====== RECORDS SHOWN

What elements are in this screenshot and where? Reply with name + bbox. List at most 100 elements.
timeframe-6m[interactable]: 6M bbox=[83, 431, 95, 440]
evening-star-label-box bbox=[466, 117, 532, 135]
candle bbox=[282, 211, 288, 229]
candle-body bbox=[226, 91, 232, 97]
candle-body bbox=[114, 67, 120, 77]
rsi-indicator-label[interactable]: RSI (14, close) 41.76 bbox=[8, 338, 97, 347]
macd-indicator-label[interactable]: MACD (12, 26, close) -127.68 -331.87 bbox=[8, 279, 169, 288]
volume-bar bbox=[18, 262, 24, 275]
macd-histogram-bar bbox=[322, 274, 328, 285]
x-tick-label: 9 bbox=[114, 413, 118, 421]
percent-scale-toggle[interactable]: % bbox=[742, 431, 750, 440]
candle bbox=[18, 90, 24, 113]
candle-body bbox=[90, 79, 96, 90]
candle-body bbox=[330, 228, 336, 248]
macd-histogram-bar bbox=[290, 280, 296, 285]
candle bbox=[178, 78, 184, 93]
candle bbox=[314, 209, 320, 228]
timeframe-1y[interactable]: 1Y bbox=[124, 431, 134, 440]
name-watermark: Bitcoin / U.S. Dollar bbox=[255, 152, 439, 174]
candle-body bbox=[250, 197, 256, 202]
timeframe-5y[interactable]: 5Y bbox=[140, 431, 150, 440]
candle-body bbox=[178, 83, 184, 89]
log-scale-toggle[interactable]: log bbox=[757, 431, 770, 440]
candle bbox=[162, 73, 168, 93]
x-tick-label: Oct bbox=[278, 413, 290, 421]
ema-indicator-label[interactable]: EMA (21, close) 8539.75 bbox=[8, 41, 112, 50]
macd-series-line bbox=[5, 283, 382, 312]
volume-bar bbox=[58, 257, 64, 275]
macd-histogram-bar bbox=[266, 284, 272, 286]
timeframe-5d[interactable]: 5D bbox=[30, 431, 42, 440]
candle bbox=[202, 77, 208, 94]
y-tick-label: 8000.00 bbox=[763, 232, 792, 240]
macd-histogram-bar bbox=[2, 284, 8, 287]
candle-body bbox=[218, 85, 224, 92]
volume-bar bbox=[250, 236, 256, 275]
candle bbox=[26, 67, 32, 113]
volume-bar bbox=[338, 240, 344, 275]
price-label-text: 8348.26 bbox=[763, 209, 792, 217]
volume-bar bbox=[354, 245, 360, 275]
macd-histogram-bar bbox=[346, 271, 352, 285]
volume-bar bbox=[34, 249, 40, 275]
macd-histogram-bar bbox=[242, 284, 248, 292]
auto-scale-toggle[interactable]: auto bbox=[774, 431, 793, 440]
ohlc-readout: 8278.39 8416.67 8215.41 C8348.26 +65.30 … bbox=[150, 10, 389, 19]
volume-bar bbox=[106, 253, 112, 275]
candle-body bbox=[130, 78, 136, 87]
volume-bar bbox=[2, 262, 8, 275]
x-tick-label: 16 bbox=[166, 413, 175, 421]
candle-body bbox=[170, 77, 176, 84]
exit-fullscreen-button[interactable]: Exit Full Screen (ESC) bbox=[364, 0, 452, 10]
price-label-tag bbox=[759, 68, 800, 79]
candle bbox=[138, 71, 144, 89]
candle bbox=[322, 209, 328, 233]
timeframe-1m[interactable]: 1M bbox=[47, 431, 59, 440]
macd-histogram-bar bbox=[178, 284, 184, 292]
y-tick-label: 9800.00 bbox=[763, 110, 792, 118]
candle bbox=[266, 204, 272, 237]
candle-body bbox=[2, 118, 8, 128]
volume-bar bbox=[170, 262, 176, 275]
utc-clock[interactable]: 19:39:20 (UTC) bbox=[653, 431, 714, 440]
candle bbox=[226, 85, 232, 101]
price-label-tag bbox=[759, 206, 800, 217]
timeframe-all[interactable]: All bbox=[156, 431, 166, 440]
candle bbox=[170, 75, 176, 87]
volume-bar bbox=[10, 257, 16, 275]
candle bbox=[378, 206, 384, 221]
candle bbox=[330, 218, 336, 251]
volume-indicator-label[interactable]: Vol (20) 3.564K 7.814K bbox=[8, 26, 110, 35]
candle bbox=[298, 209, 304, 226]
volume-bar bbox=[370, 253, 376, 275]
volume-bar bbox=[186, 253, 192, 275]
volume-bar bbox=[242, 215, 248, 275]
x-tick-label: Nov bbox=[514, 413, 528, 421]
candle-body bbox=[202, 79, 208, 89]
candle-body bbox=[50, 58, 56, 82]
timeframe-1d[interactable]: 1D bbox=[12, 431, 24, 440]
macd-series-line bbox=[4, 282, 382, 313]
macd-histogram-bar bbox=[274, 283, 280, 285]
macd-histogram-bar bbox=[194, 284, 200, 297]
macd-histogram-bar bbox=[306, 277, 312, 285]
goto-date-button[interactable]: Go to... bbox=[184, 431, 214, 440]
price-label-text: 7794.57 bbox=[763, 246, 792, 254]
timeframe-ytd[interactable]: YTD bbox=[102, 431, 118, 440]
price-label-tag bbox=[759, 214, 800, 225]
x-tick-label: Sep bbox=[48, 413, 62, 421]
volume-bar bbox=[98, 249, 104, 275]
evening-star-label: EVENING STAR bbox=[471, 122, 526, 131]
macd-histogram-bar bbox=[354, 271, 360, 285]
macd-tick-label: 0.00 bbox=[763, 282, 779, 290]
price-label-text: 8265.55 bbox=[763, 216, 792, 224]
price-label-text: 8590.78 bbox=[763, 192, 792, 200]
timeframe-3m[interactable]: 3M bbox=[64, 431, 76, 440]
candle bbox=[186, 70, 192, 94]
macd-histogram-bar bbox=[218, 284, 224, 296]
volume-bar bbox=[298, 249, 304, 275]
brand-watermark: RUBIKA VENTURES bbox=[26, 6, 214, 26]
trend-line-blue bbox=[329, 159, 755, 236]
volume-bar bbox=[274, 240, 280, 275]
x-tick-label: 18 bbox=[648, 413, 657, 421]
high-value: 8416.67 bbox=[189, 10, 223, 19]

============

Reproduce everything from the start of the records above down to the line containing "candle-body bbox=[114, 67, 120, 77]", including both ends.

What elements are in this screenshot and where? Reply with name + bbox. List at most 100 elements.
timeframe-6m[interactable]: 6M bbox=[83, 431, 95, 440]
evening-star-label-box bbox=[466, 117, 532, 135]
candle bbox=[282, 211, 288, 229]
candle-body bbox=[226, 91, 232, 97]
candle-body bbox=[114, 67, 120, 77]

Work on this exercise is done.